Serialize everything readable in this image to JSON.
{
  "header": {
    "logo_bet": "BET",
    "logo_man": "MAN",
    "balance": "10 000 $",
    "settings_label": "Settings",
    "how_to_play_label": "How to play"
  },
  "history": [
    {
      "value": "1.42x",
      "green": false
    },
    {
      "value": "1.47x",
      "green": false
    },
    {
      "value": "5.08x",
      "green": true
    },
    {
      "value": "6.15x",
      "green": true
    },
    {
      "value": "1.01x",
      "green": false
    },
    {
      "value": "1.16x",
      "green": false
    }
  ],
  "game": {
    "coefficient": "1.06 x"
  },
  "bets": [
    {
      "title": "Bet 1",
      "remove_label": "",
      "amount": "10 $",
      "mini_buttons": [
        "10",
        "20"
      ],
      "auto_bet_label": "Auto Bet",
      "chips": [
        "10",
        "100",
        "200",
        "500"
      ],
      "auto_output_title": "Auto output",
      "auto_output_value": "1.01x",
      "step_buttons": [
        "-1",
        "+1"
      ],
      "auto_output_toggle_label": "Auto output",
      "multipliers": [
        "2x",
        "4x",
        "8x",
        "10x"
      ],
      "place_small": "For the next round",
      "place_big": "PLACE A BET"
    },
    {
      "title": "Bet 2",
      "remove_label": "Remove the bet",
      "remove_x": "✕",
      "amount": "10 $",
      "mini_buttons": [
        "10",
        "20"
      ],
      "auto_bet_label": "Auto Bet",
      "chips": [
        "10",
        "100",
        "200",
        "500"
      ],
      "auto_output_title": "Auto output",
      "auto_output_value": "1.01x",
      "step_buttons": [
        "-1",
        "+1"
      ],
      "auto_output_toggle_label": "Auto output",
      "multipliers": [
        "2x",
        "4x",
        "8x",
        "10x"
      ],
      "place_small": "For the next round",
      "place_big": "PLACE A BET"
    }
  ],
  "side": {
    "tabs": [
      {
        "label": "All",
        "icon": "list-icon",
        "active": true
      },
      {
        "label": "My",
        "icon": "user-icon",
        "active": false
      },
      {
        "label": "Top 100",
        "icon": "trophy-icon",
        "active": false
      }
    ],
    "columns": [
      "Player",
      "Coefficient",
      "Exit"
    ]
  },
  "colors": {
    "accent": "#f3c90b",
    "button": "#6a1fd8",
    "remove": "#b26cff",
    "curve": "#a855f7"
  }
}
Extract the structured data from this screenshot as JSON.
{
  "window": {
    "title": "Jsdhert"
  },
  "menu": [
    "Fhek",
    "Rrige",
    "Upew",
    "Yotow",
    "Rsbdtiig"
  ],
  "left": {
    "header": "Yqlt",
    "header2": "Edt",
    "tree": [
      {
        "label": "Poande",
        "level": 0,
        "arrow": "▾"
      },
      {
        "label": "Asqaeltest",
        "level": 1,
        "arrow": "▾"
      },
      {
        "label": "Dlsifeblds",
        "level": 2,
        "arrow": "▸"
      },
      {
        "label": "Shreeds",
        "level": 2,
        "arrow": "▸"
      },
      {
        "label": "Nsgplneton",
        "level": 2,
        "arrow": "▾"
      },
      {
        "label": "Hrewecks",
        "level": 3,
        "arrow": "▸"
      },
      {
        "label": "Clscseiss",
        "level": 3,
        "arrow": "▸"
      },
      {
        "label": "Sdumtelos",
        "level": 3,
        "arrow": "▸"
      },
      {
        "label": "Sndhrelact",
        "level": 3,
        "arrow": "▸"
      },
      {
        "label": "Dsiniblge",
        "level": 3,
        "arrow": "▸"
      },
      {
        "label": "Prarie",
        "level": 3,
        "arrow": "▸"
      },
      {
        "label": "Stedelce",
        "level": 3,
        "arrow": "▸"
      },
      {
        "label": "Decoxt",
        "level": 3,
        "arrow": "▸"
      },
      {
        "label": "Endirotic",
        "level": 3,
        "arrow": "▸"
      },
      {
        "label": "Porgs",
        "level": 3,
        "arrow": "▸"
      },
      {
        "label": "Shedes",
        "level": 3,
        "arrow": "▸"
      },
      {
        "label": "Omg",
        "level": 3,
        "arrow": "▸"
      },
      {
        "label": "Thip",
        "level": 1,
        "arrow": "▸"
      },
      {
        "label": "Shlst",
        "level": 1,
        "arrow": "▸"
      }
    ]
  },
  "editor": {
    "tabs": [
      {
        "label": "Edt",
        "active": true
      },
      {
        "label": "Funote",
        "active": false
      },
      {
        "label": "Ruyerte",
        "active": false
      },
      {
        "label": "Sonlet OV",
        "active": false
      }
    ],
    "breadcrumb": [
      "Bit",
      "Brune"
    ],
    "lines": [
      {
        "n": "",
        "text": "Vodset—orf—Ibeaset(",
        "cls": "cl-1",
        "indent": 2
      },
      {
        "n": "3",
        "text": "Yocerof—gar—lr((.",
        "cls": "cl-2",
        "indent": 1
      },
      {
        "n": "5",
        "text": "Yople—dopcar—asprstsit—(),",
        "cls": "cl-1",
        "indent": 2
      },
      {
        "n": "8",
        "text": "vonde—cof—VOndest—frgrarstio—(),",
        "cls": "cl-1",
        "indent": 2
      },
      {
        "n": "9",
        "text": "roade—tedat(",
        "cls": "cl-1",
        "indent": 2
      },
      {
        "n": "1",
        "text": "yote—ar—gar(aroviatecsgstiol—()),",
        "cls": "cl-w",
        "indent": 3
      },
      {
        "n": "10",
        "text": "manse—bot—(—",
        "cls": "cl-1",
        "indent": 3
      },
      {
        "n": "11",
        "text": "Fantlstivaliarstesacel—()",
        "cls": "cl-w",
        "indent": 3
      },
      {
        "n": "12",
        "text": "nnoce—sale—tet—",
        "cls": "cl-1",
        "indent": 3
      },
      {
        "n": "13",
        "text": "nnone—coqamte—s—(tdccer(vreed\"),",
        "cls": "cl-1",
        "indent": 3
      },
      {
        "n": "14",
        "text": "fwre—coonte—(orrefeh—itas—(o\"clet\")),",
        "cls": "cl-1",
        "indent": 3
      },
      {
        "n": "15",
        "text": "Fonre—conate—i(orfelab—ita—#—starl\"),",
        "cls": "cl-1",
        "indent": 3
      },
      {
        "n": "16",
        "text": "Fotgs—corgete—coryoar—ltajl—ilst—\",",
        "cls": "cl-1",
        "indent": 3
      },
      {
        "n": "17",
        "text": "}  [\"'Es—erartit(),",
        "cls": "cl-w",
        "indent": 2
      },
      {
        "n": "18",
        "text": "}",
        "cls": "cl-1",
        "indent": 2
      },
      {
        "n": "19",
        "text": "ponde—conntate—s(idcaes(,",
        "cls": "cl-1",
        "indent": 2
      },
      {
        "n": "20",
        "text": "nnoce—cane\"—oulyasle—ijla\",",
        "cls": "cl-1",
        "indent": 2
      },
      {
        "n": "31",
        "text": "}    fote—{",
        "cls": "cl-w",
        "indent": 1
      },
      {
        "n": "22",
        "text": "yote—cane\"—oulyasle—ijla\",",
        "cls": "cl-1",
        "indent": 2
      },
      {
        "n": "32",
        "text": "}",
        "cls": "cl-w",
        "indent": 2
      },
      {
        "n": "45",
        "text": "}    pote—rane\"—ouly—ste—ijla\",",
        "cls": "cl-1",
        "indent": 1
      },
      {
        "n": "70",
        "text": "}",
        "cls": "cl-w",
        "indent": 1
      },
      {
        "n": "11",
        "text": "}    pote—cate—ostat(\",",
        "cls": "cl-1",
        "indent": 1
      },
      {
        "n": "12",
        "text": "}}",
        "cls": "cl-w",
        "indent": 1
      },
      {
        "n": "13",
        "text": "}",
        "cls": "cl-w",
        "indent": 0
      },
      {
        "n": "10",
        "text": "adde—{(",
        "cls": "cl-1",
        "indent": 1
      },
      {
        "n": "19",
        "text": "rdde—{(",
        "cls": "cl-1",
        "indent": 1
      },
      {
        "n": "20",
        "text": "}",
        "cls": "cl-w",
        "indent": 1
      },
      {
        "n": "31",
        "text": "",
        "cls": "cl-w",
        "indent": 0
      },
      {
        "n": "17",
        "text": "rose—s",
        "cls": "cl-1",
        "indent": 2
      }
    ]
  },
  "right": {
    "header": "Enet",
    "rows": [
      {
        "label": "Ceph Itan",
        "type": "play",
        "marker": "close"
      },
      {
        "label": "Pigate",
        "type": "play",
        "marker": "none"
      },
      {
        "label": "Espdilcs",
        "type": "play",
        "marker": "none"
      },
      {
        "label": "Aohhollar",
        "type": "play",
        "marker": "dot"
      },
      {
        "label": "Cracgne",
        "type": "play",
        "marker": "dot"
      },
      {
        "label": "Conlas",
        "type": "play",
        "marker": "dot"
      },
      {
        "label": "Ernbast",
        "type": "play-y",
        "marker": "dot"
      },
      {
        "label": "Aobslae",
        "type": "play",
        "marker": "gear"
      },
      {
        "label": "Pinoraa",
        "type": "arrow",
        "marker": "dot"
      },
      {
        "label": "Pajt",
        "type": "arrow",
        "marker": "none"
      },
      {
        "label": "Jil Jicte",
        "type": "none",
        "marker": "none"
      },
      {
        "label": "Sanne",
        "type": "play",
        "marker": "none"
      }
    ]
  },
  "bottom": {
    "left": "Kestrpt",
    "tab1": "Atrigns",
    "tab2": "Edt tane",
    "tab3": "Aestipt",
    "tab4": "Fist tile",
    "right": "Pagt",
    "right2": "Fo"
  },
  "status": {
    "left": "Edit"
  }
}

_BRIEF_
List all lines where "this" occurs.

_RESULT OF THE TASK_
Serialize everything readable in this image to JSON.
Extract the structured data from this screenshot as JSON.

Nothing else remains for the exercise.